[Data tied to figure images]
▼▼▼

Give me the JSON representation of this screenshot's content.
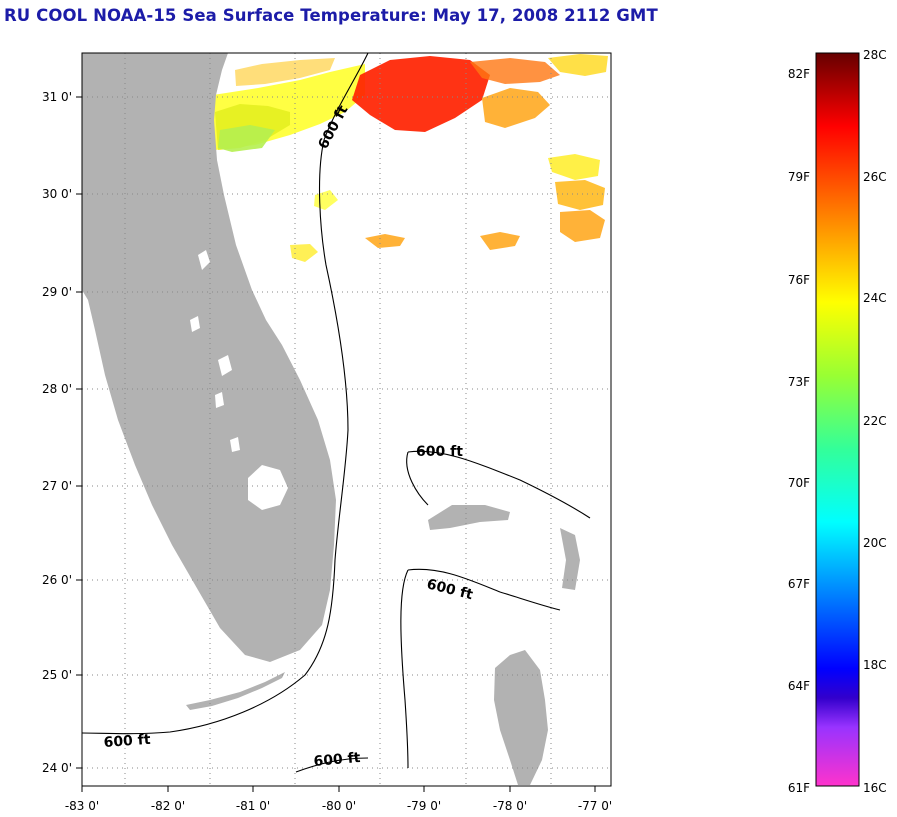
{
  "title": "RU COOL  NOAA-15  Sea Surface Temperature:  May 17, 2008 2112 GMT",
  "map": {
    "lat_range": [
      23.85,
      31.45
    ],
    "lon_range": [
      -83.0,
      -76.85
    ],
    "lat_ticks": [
      "31 0'",
      "30 0'",
      "29 0'",
      "28 0'",
      "27 0'",
      "26 0'",
      "25 0'",
      "24 0'"
    ],
    "lon_ticks": [
      "-83 0'",
      "-82 0'",
      "-81 0'",
      "-80 0'",
      "-79 0'",
      "-78 0'",
      "-77 0'"
    ],
    "land_color": "#b2b2b2",
    "grid": "dotted"
  },
  "isobath": {
    "label": "600 ft",
    "labels": [
      "600 ft",
      "600 ft",
      "600 ft",
      "600 ft",
      "600 ft"
    ]
  },
  "colorbar": {
    "fahrenheit_labels": [
      "82F",
      "79F",
      "76F",
      "73F",
      "70F",
      "67F",
      "64F",
      "61F"
    ],
    "celsius_labels": [
      "28C",
      "26C",
      "24C",
      "22C",
      "20C",
      "18C",
      "16C"
    ],
    "range_c": [
      16,
      28
    ],
    "colors": [
      "#ff33cc",
      "#9933ff",
      "#0000ff",
      "#0099ff",
      "#00ffff",
      "#33ff99",
      "#99ff33",
      "#ffff00",
      "#ffaa00",
      "#ff5500",
      "#ff0000",
      "#aa0000",
      "#660000"
    ]
  }
}
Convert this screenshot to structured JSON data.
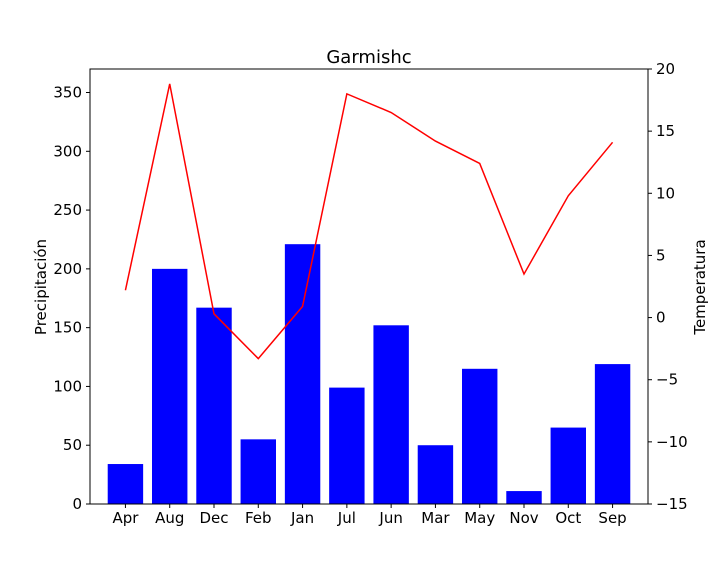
{
  "colors": {
    "bar": "#0000ff",
    "line": "#ff0000",
    "axis": "#000000",
    "background": "#ffffff"
  },
  "chart_data": {
    "type": "bar",
    "title": "Garmishc",
    "xlabel": "",
    "ylabel": "Precipitación",
    "y2label": "Temperatura",
    "categories": [
      "Apr",
      "Aug",
      "Dec",
      "Feb",
      "Jan",
      "Jul",
      "Jun",
      "Mar",
      "May",
      "Nov",
      "Oct",
      "Sep"
    ],
    "series": [
      {
        "type": "bar",
        "axis": "left",
        "values": [
          34,
          200,
          167,
          55,
          221,
          99,
          152,
          50,
          115,
          11,
          65,
          119
        ]
      },
      {
        "type": "line",
        "axis": "right",
        "values": [
          2.2,
          18.8,
          0.3,
          -3.3,
          0.9,
          18.0,
          16.5,
          14.2,
          12.4,
          3.5,
          9.8,
          14.1
        ]
      }
    ],
    "ylim": [
      0,
      370
    ],
    "y2lim": [
      -15,
      20
    ],
    "yticks": [
      0,
      50,
      100,
      150,
      200,
      250,
      300,
      350
    ],
    "y2ticks": [
      -15,
      -10,
      -5,
      0,
      5,
      10,
      15,
      20
    ],
    "grid": false
  }
}
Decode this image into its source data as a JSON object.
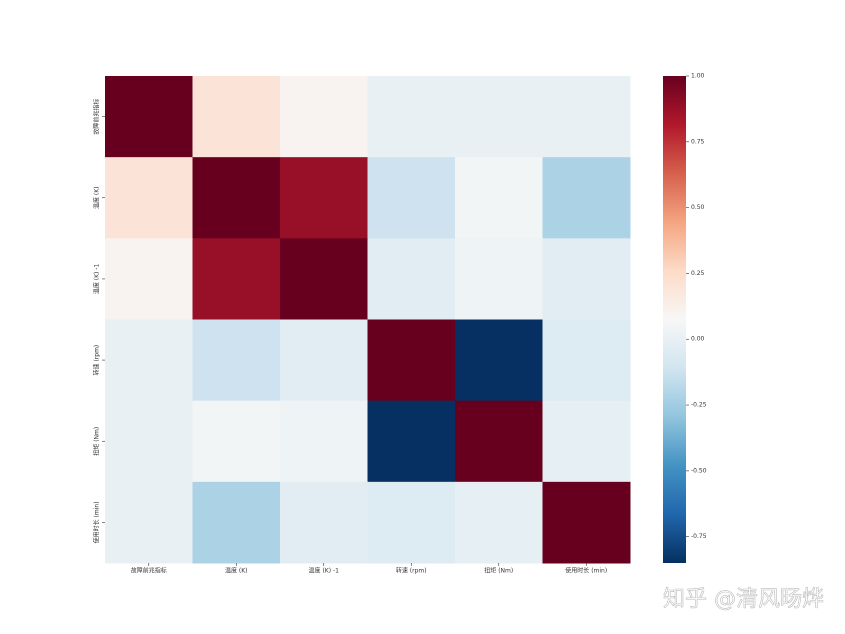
{
  "chart_data": {
    "type": "heatmap",
    "x_labels": [
      "故障前兆指标",
      "温度 (K)",
      "温度 (K) -1",
      "转速 (rpm)",
      "扭矩 (Nm)",
      "使用时长 (min)"
    ],
    "y_labels": [
      "故障前兆指标",
      "温度 (K)",
      "温度 (K) -1",
      "转速 (rpm)",
      "扭矩 (Nm)",
      "使用时长 (min)"
    ],
    "values": [
      [
        1,
        0.2,
        0.1,
        0.0,
        0.0,
        0.0
      ],
      [
        0.2,
        1,
        0.88,
        -0.12,
        0.05,
        -0.22
      ],
      [
        0.1,
        0.88,
        1,
        -0.03,
        0.03,
        -0.03
      ],
      [
        0.0,
        -0.12,
        -0.03,
        1,
        -0.85,
        -0.05
      ],
      [
        0.0,
        0.05,
        0.03,
        -0.85,
        1,
        -0.01
      ],
      [
        0.0,
        -0.22,
        -0.03,
        -0.05,
        -0.01,
        1
      ]
    ],
    "colormap": "RdBu_r",
    "vlim": [
      -0.85,
      1
    ],
    "cbar_ticks": [
      {
        "value": 1,
        "label": "1.00"
      },
      {
        "value": 0.75,
        "label": "0.75"
      },
      {
        "value": 0.5,
        "label": "0.50"
      },
      {
        "value": 0.25,
        "label": "0.25"
      },
      {
        "value": 0,
        "label": "0.00"
      },
      {
        "value": -0.25,
        "label": "-0.25"
      },
      {
        "value": -0.5,
        "label": "-0.50"
      },
      {
        "value": -0.75,
        "label": "-0.75"
      }
    ]
  },
  "watermark": "知乎 @清风旸烨"
}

▲▲▲

## Your instructions
Copy every line above that holds the word "type".

## The reply
    "type": "bar",
        "type": "bar",
        "type": "line",
    "type": "heatmap",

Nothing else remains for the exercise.